RECORDS FOR THE TASK

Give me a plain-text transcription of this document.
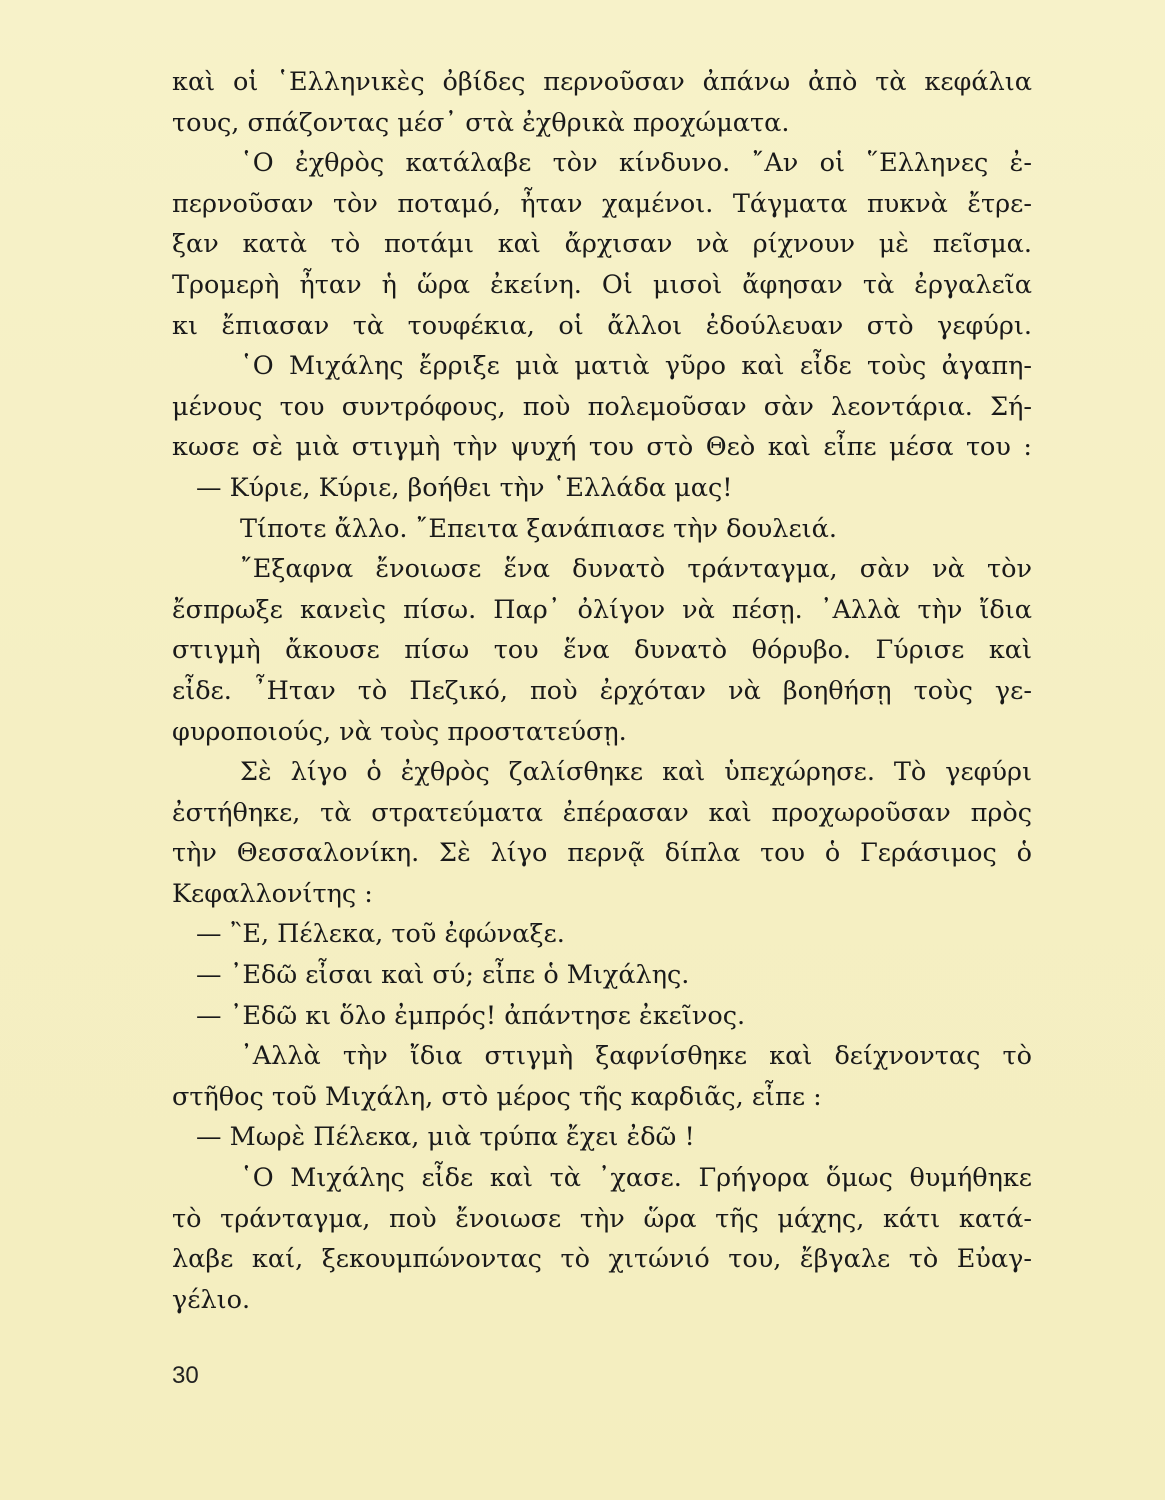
καὶ οἱ ῾Ελληνικὲς ὀβίδες περνοῦσαν ἀπάνω ἀπὸ τὰ κεφάλια
τους, σπάζοντας μέσ᾽ στὰ ἐχθρικὰ προχώματα.
῾Ο ἐχθρὸς κατάλαβε τὸν κίνδυνο. ῎Αν οἱ ῞Ελληνες ἐ-
περνοῦσαν τὸν ποταμό, ἦταν χαμένοι. Τάγματα πυκνὰ ἔτρε-
ξαν κατὰ τὸ ποτάμι καὶ ἄρχισαν νὰ ρίχνουν μὲ πεῖσμα.
Τρομερὴ ἦταν ἡ ὥρα ἐκείνη. Οἱ μισοὶ ἄφησαν τὰ ἐργαλεῖα
κι ἔπιασαν τὰ τουφέκια, οἱ ἄλλοι ἐδούλευαν στὸ γεφύρι.
῾Ο Μιχάλης ἔρριξε μιὰ ματιὰ γῦρο καὶ εἶδε τοὺς ἀγαπη-
μένους του συντρόφους, ποὺ πολεμοῦσαν σὰν λεοντάρια. Σή-
κωσε σὲ μιὰ στιγμὴ τὴν ψυχή του στὸ Θεὸ καὶ εἶπε μέσα του :
— Κύριε, Κύριε, βοήθει τὴν ῾Ελλάδα μας!
Τίποτε ἄλλο. ῎Επειτα ξανάπιασε τὴν δουλειά.
῎Εξαφνα ἔνοιωσε ἕνα δυνατὸ τράνταγμα, σὰν νὰ τὸν
ἔσπρωξε κανεὶς πίσω. Παρ᾽ ὀλίγον νὰ πέσῃ. ᾽Αλλὰ τὴν ἴδια
στιγμὴ ἄκουσε πίσω του ἕνα δυνατὸ θόρυβο. Γύρισε καὶ
εἶδε. ῏Ηταν τὸ Πεζικό, ποὺ ἐρχόταν νὰ βοηθήσῃ τοὺς γε-
φυροποιούς, νὰ τοὺς προστατεύσῃ.
Σὲ λίγο ὁ ἐχθρὸς ζαλίσθηκε καὶ ὑπεχώρησε. Τὸ γεφύρι
ἐστήθηκε, τὰ στρατεύματα ἐπέρασαν καὶ προχωροῦσαν πρὸς
τὴν Θεσσαλονίκη. Σὲ λίγο περνᾷ δίπλα του ὁ Γεράσιμος ὁ
Κεφαλλονίτης :
— ῍Ε, Πέλεκα, τοῦ ἐφώναξε.
— ᾽Εδῶ εἶσαι καὶ σύ; εἶπε ὁ Μιχάλης.
— ᾽Εδῶ κι ὅλο ἐμπρός! ἀπάντησε ἐκεῖνος.
᾽Αλλὰ τὴν ἴδια στιγμὴ ξαφνίσθηκε καὶ δείχνοντας τὸ
στῆθος τοῦ Μιχάλη, στὸ μέρος τῆς καρδιᾶς, εἶπε :
— Μωρὲ Πέλεκα, μιὰ τρύπα ἔχει ἐδῶ !
῾Ο Μιχάλης εἶδε καὶ τὰ ᾽χασε. Γρήγορα ὅμως θυμήθηκε
τὸ τράνταγμα, ποὺ ἔνοιωσε τὴν ὥρα τῆς μάχης, κάτι κατά-
λαβε καί, ξεκουμπώνοντας τὸ χιτώνιό του, ἔβγαλε τὸ Εὐαγ-
γέλιο.
30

WHAT THE EXERCISE ASKS
Check each line of the entries above for the word "γεφύρι". List the ones that have it.

RESPONSE TO THE EXERCISE
κι ἔπιασαν τὰ τουφέκια, οἱ ἄλλοι ἐδούλευαν στὸ γεφύρι.
Σὲ λίγο ὁ ἐχθρὸς ζαλίσθηκε καὶ ὑπεχώρησε. Τὸ γεφύρι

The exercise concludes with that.